### Description of the task
Below is a block of records; reproduce all of them exactly and leave out any pictures.

======== Record set

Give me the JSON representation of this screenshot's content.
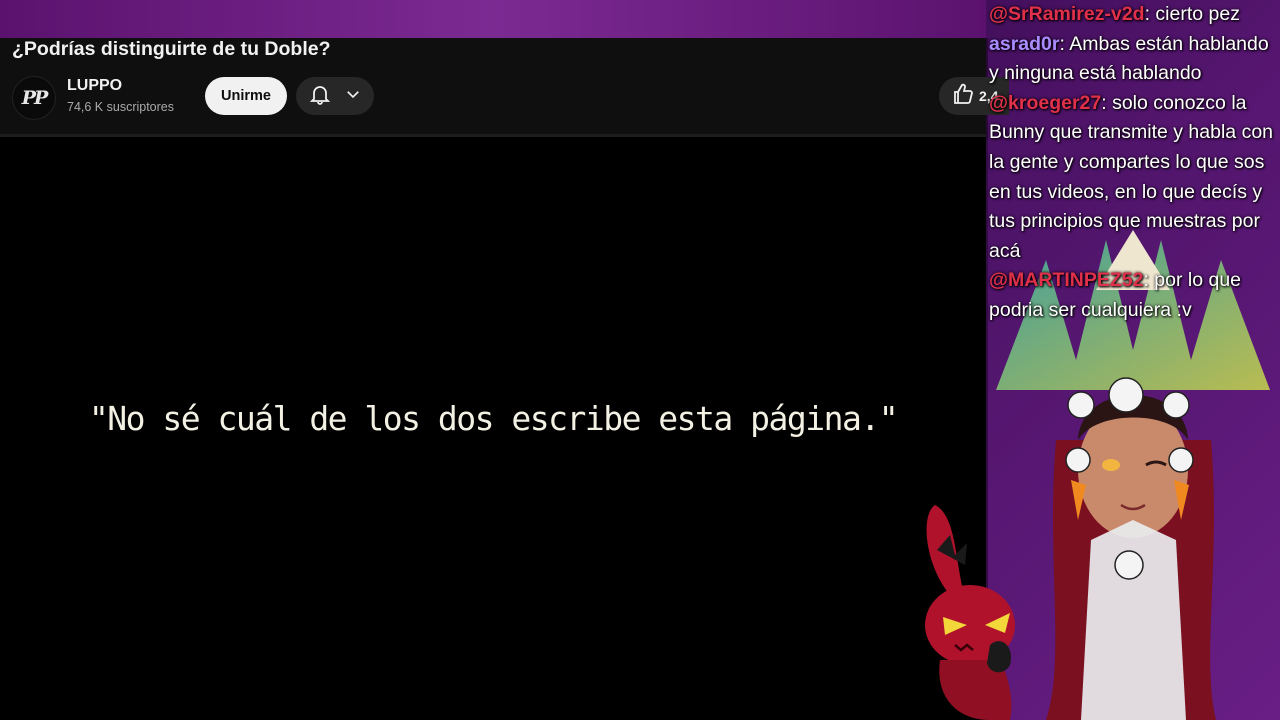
{
  "video": {
    "title": "¿Podrías distinguirte de tu Doble?",
    "quote": "\"No sé cuál de los dos escribe esta página.\""
  },
  "channel": {
    "avatar_text": "PP",
    "name": "LUPPO",
    "subscribers": "74,6 K suscriptores",
    "join_label": "Unirme",
    "like_count": "2,4"
  },
  "icons": {
    "bell": "bell-icon",
    "chevron": "chevron-down-icon",
    "like": "thumbs-up-icon"
  },
  "chat": [
    {
      "user": "@SrRamirez-v2d",
      "color": "#e0304a",
      "text": ": cierto pez"
    },
    {
      "user": "asrad0r",
      "color": "#a98cff",
      "text": ": Ambas están hablando y ninguna está hablando"
    },
    {
      "user": "@kroeger27",
      "color": "#e0304a",
      "text": ": solo conozco la Bunny que transmite y habla con la gente y compartes lo que sos en tus videos, en lo que decís y tus principios que muestras por acá"
    },
    {
      "user": "@MARTINPEZ52",
      "color": "#e0304a",
      "text": ": por lo que podria ser cualquiera :v"
    }
  ],
  "colors": {
    "stream_bg": "#5a0f6e",
    "yt_bg": "#0f0f0f",
    "mention": "#e0304a",
    "username_alt": "#a98cff"
  }
}
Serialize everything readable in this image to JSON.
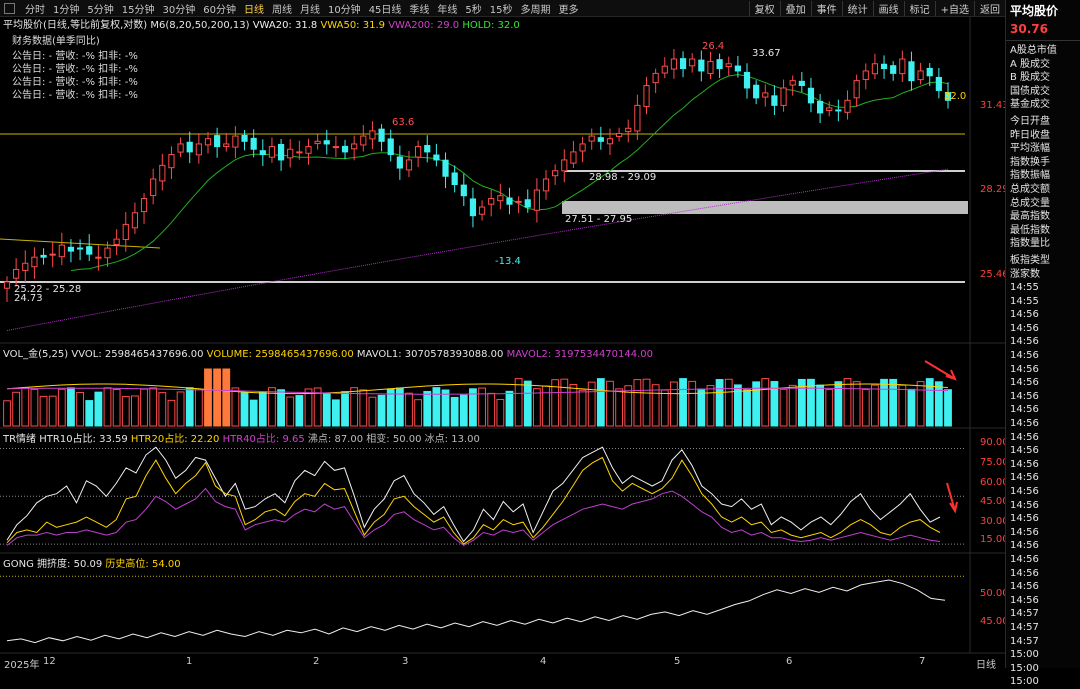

================

### Output for this task
Give me the JSON representation of this screenshot's content.
{
  "video": {
    "title": "¿Podrías distinguirte de tu Doble?",
    "quote": "\"No sé cuál de los dos escribe esta página.\""
  },
  "channel": {
    "avatar_text": "PP",
    "name": "LUPPO",
    "subscribers": "74,6 K suscriptores",
    "join_label": "Unirme",
    "like_count": "2,4"
  },
  "icons": {
    "bell": "bell-icon",
    "chevron": "chevron-down-icon",
    "like": "thumbs-up-icon"
  },
  "chat": [
    {
      "user": "@SrRamirez-v2d",
      "color": "#e0304a",
      "text": ": cierto pez"
    },
    {
      "user": "asrad0r",
      "color": "#a98cff",
      "text": ": Ambas están hablando y ninguna está hablando"
    },
    {
      "user": "@kroeger27",
      "color": "#e0304a",
      "text": ": solo conozco la Bunny que transmite y habla con la gente y compartes lo que sos en tus videos, en lo que decís y tus principios que muestras por acá"
    },
    {
      "user": "@MARTINPEZ52",
      "color": "#e0304a",
      "text": ": por lo que podria ser cualquiera :v"
    }
  ],
  "colors": {
    "stream_bg": "#5a0f6e",
    "yt_bg": "#0f0f0f",
    "mention": "#e0304a",
    "username_alt": "#a98cff"
  }
}
Serialize everything readable in this image to JSON.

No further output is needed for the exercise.